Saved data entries
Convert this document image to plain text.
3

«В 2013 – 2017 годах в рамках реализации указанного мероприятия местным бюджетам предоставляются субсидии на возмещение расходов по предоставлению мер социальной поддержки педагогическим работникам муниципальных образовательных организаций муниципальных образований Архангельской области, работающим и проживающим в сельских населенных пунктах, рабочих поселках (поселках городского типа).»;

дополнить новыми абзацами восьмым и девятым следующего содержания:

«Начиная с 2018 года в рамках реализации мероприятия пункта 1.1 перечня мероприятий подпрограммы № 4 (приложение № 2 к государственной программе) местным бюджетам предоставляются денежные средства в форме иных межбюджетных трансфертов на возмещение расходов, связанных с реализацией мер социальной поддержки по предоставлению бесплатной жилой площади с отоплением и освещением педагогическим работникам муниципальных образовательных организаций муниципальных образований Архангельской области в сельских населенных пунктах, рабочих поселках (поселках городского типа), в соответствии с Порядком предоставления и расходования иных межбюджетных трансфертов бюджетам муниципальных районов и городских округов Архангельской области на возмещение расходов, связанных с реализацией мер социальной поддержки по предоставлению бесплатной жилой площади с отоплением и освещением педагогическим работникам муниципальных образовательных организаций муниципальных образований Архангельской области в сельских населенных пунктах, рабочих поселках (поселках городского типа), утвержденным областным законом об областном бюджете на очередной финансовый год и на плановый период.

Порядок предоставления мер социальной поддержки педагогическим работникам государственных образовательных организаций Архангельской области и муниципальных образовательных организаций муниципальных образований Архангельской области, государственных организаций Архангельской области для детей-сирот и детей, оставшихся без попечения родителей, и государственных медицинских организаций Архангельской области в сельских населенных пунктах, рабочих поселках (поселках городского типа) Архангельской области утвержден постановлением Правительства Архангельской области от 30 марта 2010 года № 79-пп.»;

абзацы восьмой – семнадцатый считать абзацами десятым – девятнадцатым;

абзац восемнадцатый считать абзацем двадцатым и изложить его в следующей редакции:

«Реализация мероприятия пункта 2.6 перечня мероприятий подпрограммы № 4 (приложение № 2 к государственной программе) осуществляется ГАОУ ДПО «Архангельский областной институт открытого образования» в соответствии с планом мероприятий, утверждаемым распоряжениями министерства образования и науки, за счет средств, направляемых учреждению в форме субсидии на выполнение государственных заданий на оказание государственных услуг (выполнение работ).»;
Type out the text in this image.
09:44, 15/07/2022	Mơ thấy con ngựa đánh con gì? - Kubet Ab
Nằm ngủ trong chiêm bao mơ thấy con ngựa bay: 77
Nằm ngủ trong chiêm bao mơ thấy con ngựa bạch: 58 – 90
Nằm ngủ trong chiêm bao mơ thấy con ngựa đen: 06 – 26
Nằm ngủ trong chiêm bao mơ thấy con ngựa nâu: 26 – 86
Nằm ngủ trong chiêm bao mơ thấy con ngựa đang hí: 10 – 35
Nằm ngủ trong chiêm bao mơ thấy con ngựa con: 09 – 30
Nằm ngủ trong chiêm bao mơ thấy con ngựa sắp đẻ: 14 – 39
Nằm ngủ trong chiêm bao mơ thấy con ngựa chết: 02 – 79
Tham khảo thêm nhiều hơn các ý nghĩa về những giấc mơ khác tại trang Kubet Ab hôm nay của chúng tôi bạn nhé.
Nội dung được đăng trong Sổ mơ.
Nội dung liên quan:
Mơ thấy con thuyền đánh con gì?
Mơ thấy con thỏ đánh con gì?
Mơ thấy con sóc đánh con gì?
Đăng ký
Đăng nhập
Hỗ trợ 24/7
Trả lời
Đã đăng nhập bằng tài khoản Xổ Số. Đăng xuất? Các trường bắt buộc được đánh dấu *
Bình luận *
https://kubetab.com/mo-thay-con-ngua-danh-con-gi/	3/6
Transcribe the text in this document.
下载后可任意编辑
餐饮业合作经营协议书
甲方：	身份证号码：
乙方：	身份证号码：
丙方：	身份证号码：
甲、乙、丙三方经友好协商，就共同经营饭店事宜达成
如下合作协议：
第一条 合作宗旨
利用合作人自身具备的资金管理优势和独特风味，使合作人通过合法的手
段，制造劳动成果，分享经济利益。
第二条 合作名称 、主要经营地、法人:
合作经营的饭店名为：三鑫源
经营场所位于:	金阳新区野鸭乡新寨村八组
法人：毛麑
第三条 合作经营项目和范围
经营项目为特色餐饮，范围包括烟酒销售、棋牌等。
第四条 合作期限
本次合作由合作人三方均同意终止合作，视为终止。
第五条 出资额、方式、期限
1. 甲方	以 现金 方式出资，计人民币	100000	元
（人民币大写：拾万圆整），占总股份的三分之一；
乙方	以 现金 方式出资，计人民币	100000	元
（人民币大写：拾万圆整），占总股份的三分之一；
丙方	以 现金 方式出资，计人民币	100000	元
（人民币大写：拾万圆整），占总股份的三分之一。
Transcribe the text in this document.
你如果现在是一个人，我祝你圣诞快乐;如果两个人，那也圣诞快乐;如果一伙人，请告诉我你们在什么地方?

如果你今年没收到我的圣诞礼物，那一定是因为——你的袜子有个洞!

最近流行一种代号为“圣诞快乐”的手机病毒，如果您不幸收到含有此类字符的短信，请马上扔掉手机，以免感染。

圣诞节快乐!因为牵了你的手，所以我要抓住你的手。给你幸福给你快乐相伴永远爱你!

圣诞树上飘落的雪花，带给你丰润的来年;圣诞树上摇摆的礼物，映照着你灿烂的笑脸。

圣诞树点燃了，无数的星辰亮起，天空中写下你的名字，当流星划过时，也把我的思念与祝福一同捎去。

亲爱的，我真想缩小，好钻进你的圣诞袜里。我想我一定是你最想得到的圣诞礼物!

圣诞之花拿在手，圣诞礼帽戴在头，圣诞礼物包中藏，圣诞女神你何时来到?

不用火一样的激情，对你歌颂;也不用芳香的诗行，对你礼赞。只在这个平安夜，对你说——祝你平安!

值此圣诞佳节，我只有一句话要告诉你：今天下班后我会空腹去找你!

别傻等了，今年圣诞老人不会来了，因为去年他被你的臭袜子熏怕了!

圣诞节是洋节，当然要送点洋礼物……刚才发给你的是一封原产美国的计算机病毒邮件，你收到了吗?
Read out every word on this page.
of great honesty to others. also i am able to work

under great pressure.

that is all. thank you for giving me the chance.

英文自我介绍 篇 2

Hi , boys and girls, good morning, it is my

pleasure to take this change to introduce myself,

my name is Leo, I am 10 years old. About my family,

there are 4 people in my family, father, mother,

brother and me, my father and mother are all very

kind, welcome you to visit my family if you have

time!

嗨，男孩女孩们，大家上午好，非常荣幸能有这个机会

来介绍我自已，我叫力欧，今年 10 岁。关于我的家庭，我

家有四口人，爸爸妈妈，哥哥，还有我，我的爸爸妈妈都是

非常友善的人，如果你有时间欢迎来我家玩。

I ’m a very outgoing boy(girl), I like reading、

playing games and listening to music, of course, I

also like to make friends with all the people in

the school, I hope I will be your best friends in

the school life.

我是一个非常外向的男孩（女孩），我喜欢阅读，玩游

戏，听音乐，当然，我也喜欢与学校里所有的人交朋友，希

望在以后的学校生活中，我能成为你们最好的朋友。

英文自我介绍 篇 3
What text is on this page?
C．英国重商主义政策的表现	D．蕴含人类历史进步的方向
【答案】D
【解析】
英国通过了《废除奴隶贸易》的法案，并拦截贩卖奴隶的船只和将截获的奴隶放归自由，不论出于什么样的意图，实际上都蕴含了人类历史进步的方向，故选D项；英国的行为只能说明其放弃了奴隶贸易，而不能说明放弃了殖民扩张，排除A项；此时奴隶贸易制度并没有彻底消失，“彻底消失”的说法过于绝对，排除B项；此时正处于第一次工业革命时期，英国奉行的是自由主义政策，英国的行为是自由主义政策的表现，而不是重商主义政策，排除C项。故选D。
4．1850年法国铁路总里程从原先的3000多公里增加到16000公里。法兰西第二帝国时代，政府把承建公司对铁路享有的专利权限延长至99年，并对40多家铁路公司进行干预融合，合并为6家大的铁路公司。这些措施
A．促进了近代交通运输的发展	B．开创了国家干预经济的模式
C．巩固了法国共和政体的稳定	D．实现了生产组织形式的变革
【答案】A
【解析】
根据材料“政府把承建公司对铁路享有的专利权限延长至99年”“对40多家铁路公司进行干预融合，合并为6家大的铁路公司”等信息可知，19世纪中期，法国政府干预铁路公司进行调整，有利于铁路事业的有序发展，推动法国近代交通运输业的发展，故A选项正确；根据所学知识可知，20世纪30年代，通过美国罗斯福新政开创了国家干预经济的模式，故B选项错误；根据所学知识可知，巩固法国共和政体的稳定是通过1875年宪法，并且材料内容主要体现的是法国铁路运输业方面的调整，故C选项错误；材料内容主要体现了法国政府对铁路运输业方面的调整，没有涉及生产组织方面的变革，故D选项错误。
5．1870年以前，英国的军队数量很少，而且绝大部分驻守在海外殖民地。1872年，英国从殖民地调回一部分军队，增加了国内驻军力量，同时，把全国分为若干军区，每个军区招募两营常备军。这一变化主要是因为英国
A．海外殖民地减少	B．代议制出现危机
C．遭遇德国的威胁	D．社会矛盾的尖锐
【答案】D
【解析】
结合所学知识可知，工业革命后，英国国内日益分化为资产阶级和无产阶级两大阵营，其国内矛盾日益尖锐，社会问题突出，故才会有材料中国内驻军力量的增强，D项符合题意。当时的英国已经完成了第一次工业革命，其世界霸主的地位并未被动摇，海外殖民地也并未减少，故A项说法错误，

> [Goal]:
From the records above, pull out every line containing the word "family".

> [Finished answer]:
my name is Leo, I am 10 years old. About my family,
there are 4 people in my family, father, mother,
kind, welcome you to visit my family if you have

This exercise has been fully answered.